** BEGIN The input **

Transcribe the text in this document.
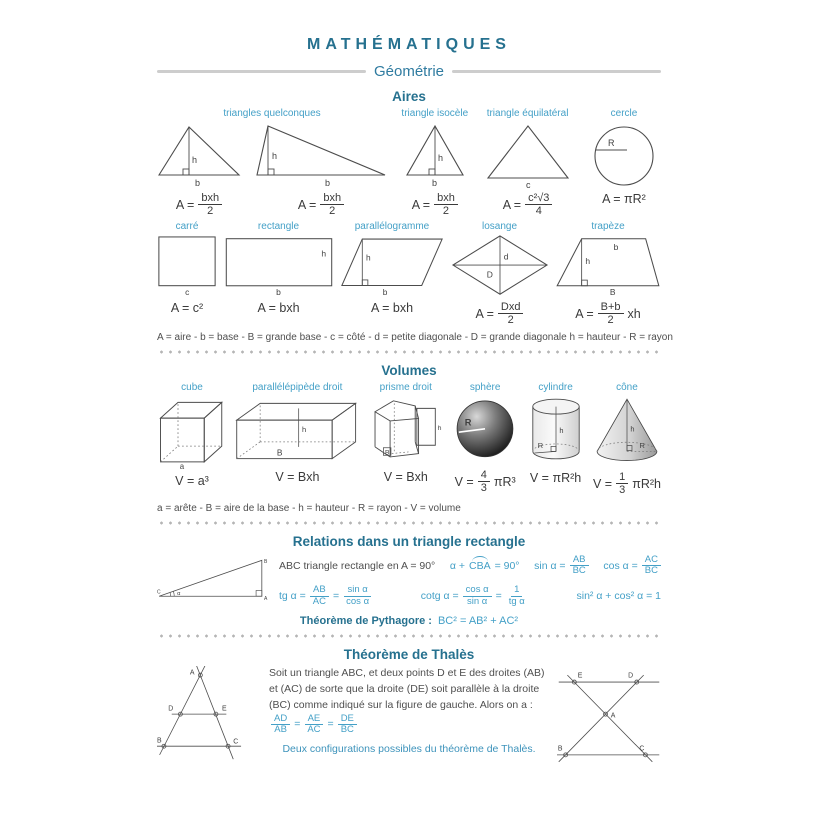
MATHÉMATIQUES
Géométrie
Aires
triangles quelconques
h
b
$A = \frac{\text{bxh}}{2}$
h
b
$A = \frac{\text{bxh}}{2}$
triangle isocèle
h
b
$A = \frac{\text{bxh}}{2}$
triangle équilatéral
c
$A = \frac{\text{c²√3}}{4}$
cercle
R
A = πR²
carré
c
A = c²
rectangle
h
b
A = bxh
parallélogramme
h
b
A = bxh
losange
d
D
$A = \frac{\text{Dxd}}{2}$
trapèze
b
h
B
$A = \frac{B+b}{2}$ xh
A = aire - b = base - B = grande base - c = côté - d = petite diagonale - D = grande diagonale h = hauteur - R = rayon
Volumes
cube
a
V = a³
parallélépipède droit
h
B
V = Bxh
prisme droit
h
B
V = Bxh
sphère
R
$V = \frac{4}{3} \pi R^3$
cylindre
h
R
V = πR²h
cône
h
R
$V = \frac{1}{3} \pi R^2h$
a = arête - B = aire de la base - h = hauteur - R = rayon - V = volume
Relations dans un triangle rectangle
α
C
B
A
ABC triangle rectangle en A = 90° α + CBA = 90° $\sin \alpha = \frac{AB}{BC}$ $\cos \alpha = \frac{AC}{BC}$
tg $\alpha = \frac{AB}{AC} = \frac{\text{sin α}}{\text{cos α}}$	cotg $\alpha = \frac{\text{cos α}}{\text{sin α}} = \frac{1}{\text{tg α}}$	sin² α + cos² α = 1
Théorème de Pythagore : BC² = AB² + AC²
Théorème de Thalès
A
D	E
B	C
Soit un triangle ABC, et deux points D et E des droites (AB) et (AC) de sorte que la droite (DE) soit parallèle à la droite (BC) comme indiqué sur la figure de gauche. Alors on a :
$\frac{AD}{AB} = \frac{AE}{AC} = \frac{DE}{BC}$
Deux configurations possibles du théorème de Thalès.
E	D
A
B	C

** END The input **

> [To do]: Compute how many lines include the string "hauteur", then give that number by itself.

> [Answer in full]: 2